===== Provided entries =====
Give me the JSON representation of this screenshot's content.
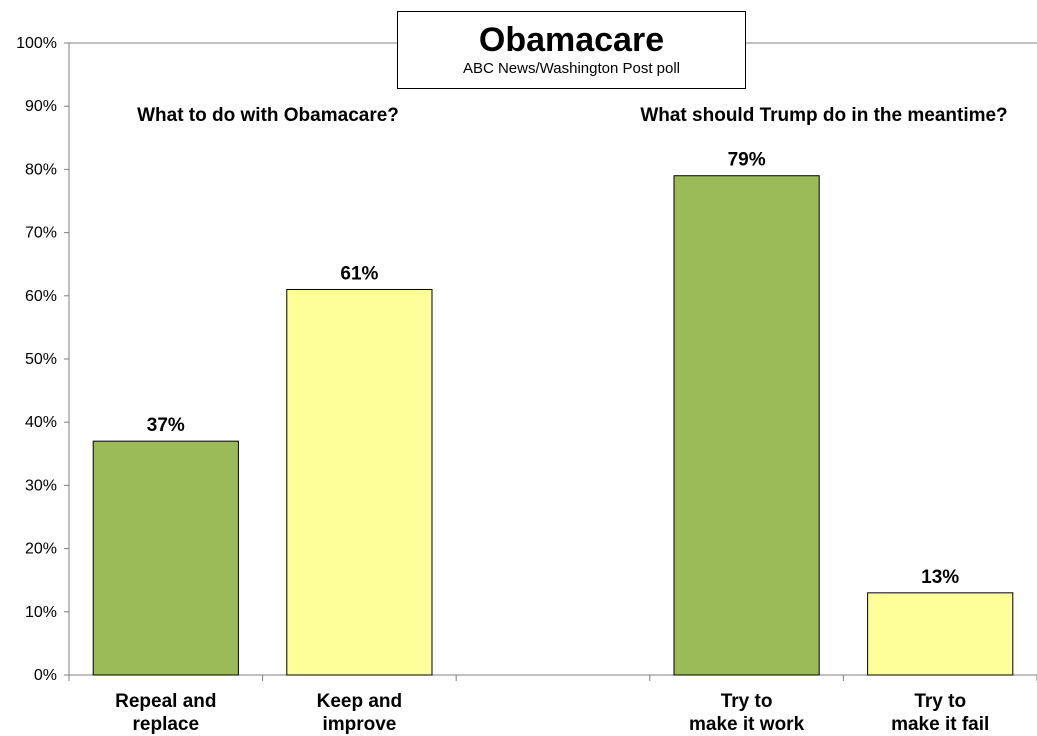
{
  "chart_data": {
    "type": "bar",
    "title": "Obamacare",
    "subtitle": "ABC News/Washington  Post poll",
    "ylim": [
      0,
      100
    ],
    "y_ticks": [
      "0%",
      "10%",
      "20%",
      "30%",
      "40%",
      "50%",
      "60%",
      "70%",
      "80%",
      "90%",
      "100%"
    ],
    "grid": false,
    "groups": [
      {
        "title": "What to do with Obamacare?"
      },
      {
        "title": "What should Trump do in the meantime?"
      }
    ],
    "categories": [
      [
        "Repeal and",
        "replace"
      ],
      [
        "Keep and",
        "improve"
      ],
      [
        "",
        ""
      ],
      [
        "Try to",
        "make it work"
      ],
      [
        "Try to",
        "make it fail"
      ]
    ],
    "values": [
      37,
      61,
      null,
      79,
      13
    ],
    "data_labels": [
      "37%",
      "61%",
      "",
      "79%",
      "13%"
    ],
    "colors": [
      "#9bbb59",
      "#ffff99",
      "",
      "#9bbb59",
      "#ffff99"
    ]
  }
}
=====
=== The request ===
Leave out the pictures and restate everything else word for word.

=== Task solution ===
Give me the JSON representation of this screenshot's content.
{
  "chart_data": {
    "type": "bar",
    "title": "Obamacare",
    "subtitle": "ABC News/Washington  Post poll",
    "ylim": [
      0,
      100
    ],
    "y_ticks": [
      "0%",
      "10%",
      "20%",
      "30%",
      "40%",
      "50%",
      "60%",
      "70%",
      "80%",
      "90%",
      "100%"
    ],
    "grid": false,
    "groups": [
      {
        "title": "What to do with Obamacare?"
      },
      {
        "title": "What should Trump do in the meantime?"
      }
    ],
    "categories": [
      [
        "Repeal and",
        "replace"
      ],
      [
        "Keep and",
        "improve"
      ],
      [
        "",
        ""
      ],
      [
        "Try to",
        "make it work"
      ],
      [
        "Try to",
        "make it fail"
      ]
    ],
    "values": [
      37,
      61,
      null,
      79,
      13
    ],
    "data_labels": [
      "37%",
      "61%",
      "",
      "79%",
      "13%"
    ],
    "colors": [
      "#9bbb59",
      "#ffff99",
      "",
      "#9bbb59",
      "#ffff99"
    ]
  }
}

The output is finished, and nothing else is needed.